[Dataset items]
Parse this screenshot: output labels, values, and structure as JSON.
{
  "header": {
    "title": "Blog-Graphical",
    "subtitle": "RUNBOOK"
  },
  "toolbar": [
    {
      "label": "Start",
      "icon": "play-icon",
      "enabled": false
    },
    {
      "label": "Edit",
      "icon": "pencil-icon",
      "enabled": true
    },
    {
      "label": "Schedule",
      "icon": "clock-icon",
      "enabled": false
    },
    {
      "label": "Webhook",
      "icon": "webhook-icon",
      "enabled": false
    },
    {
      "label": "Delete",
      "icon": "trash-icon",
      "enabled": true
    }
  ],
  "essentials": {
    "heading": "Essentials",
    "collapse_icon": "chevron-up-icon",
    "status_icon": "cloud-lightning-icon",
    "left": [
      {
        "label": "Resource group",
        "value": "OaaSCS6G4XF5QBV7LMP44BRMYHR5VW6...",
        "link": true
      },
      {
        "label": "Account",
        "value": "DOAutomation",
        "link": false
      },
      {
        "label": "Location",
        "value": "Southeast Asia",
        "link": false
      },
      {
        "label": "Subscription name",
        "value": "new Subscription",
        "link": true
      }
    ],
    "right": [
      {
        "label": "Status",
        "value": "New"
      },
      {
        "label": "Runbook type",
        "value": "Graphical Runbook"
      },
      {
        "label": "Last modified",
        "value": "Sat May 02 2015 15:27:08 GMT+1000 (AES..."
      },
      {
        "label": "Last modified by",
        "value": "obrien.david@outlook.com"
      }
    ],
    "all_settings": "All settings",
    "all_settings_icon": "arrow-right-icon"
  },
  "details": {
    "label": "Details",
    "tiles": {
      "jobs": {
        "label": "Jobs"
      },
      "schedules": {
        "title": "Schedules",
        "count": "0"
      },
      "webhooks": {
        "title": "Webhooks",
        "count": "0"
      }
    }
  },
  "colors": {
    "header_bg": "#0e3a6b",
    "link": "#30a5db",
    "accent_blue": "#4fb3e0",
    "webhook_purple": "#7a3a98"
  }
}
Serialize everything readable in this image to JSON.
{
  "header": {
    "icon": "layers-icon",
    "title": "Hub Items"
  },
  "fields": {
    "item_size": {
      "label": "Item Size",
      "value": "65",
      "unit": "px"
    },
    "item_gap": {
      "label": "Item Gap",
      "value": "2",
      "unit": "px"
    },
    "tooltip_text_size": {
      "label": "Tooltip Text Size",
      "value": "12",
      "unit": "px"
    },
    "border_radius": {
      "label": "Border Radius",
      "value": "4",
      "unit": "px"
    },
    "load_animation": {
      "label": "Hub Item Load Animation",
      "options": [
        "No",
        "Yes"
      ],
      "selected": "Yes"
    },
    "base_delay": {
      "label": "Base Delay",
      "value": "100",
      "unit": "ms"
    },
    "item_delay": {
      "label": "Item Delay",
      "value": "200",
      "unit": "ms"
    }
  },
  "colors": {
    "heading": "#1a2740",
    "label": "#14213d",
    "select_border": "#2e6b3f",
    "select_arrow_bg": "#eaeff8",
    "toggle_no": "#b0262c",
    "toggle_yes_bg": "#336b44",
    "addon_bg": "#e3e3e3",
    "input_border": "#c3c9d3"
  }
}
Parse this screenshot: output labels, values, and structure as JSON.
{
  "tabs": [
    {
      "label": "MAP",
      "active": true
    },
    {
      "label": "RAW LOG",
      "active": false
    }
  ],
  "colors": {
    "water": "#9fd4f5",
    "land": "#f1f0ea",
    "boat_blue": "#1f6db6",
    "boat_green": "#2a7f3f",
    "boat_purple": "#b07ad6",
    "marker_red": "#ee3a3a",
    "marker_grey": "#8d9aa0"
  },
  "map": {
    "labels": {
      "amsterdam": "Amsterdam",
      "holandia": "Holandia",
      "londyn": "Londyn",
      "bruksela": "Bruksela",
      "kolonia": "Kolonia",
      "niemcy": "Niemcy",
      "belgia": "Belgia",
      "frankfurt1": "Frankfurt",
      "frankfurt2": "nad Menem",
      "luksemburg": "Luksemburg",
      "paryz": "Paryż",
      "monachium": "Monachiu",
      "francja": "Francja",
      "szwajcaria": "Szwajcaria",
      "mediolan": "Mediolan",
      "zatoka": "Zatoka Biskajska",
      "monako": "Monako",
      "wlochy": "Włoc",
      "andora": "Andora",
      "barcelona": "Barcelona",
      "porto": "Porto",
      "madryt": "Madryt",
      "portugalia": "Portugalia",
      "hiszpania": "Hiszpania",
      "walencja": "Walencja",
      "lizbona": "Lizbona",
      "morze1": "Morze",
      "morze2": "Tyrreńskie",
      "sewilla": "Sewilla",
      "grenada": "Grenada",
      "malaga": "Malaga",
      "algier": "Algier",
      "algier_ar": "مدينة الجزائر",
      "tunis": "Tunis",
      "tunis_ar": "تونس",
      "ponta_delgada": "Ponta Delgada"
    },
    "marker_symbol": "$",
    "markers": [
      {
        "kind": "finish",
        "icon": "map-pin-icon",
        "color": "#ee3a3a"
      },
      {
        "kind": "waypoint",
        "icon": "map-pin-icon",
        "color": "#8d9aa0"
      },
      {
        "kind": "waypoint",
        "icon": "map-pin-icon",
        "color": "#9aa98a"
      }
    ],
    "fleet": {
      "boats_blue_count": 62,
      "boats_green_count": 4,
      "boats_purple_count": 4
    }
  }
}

** WHAT YOU NEED TO DO **
Determine how many lines in the listing above hold the word "icon", answering with the number only.

** WORKED ANSWER **
12